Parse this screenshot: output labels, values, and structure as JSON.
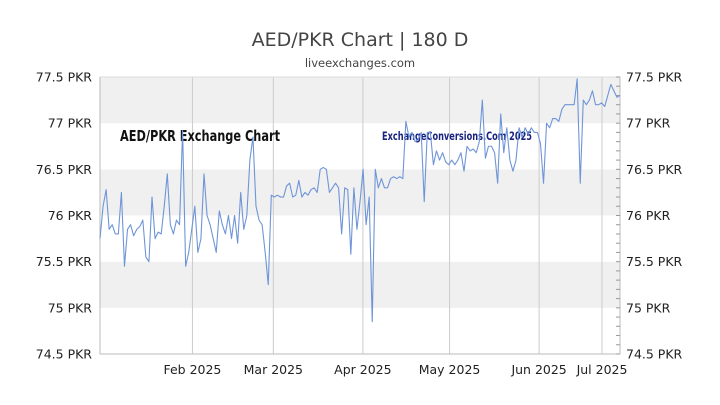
{
  "chart_data": {
    "type": "line",
    "title": "AED/PKR Chart | 180 D",
    "subtitle": "liveexchanges.com",
    "watermark_left": "AED/PKR Exchange Chart",
    "watermark_right": "ExchangeConversions.Com 2025",
    "xlabel": "",
    "ylabel": "",
    "ylim": [
      74.5,
      77.5
    ],
    "yticks": [
      74.5,
      75,
      75.5,
      76,
      76.5,
      77,
      77.5
    ],
    "ytick_labels": [
      "74.5 PKR",
      "75 PKR",
      "75.5 PKR",
      "76 PKR",
      "76.5 PKR",
      "77 PKR",
      "77.5 PKR"
    ],
    "x_range_days": [
      0,
      180
    ],
    "xticks": [
      {
        "day": 32,
        "label": "Feb 2025"
      },
      {
        "day": 60,
        "label": "Mar 2025"
      },
      {
        "day": 91,
        "label": "Apr 2025"
      },
      {
        "day": 121,
        "label": "May 2025"
      },
      {
        "day": 152,
        "label": "Jun 2025"
      },
      {
        "day": 182,
        "label": "Jul 2025"
      }
    ],
    "grid": true,
    "line_color": "#6f95d8",
    "band_color": "#f0f0f0",
    "series": [
      {
        "name": "AED/PKR",
        "values": [
          75.75,
          76.1,
          76.28,
          75.85,
          75.9,
          75.8,
          75.8,
          76.25,
          75.45,
          75.85,
          75.9,
          75.78,
          75.85,
          75.88,
          75.95,
          75.55,
          75.5,
          76.2,
          75.75,
          75.82,
          75.8,
          76.1,
          76.45,
          75.9,
          75.8,
          75.95,
          75.9,
          76.92,
          75.45,
          75.6,
          75.85,
          76.1,
          75.6,
          75.75,
          76.45,
          76.0,
          75.9,
          75.75,
          75.6,
          76.05,
          75.9,
          75.8,
          76.0,
          75.75,
          76.0,
          75.7,
          76.25,
          75.85,
          76.0,
          76.6,
          76.85,
          76.1,
          75.95,
          75.9,
          75.6,
          75.25,
          76.22,
          76.2,
          76.22,
          76.2,
          76.2,
          76.32,
          76.35,
          76.2,
          76.22,
          76.38,
          76.2,
          76.25,
          76.22,
          76.28,
          76.3,
          76.25,
          76.5,
          76.52,
          76.5,
          76.25,
          76.3,
          76.35,
          76.3,
          75.8,
          76.3,
          76.28,
          75.58,
          76.3,
          75.85,
          76.15,
          76.5,
          75.9,
          76.2,
          74.85,
          76.5,
          76.3,
          76.4,
          76.3,
          76.3,
          76.4,
          76.42,
          76.4,
          76.42,
          76.4,
          77.02,
          76.85,
          76.9,
          76.8,
          76.82,
          76.9,
          76.15,
          76.9,
          76.9,
          76.55,
          76.7,
          76.6,
          76.68,
          76.58,
          76.55,
          76.6,
          76.55,
          76.6,
          76.68,
          76.48,
          76.75,
          76.7,
          76.72,
          76.68,
          76.8,
          77.25,
          76.62,
          76.75,
          76.75,
          76.68,
          76.35,
          77.1,
          76.68,
          76.95,
          76.6,
          76.48,
          76.6,
          76.95,
          76.85,
          76.95,
          76.88,
          76.95,
          76.9,
          76.9,
          76.78,
          76.35,
          77.0,
          76.95,
          77.05,
          77.05,
          77.02,
          77.15,
          77.2,
          77.2,
          77.2,
          77.2,
          77.48,
          76.35,
          77.25,
          77.2,
          77.25,
          77.35,
          77.2,
          77.2,
          77.22,
          77.18,
          77.3,
          77.42,
          77.35,
          77.28,
          77.3
        ]
      }
    ]
  }
}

EXERCISE REQUIREMENTS:
Lines containing the word "values" must all be returned from the material above.

OUTPUT OF THE EXERCISE:
Parse this screenshot: output labels, values, and structure as JSON.
        "values": [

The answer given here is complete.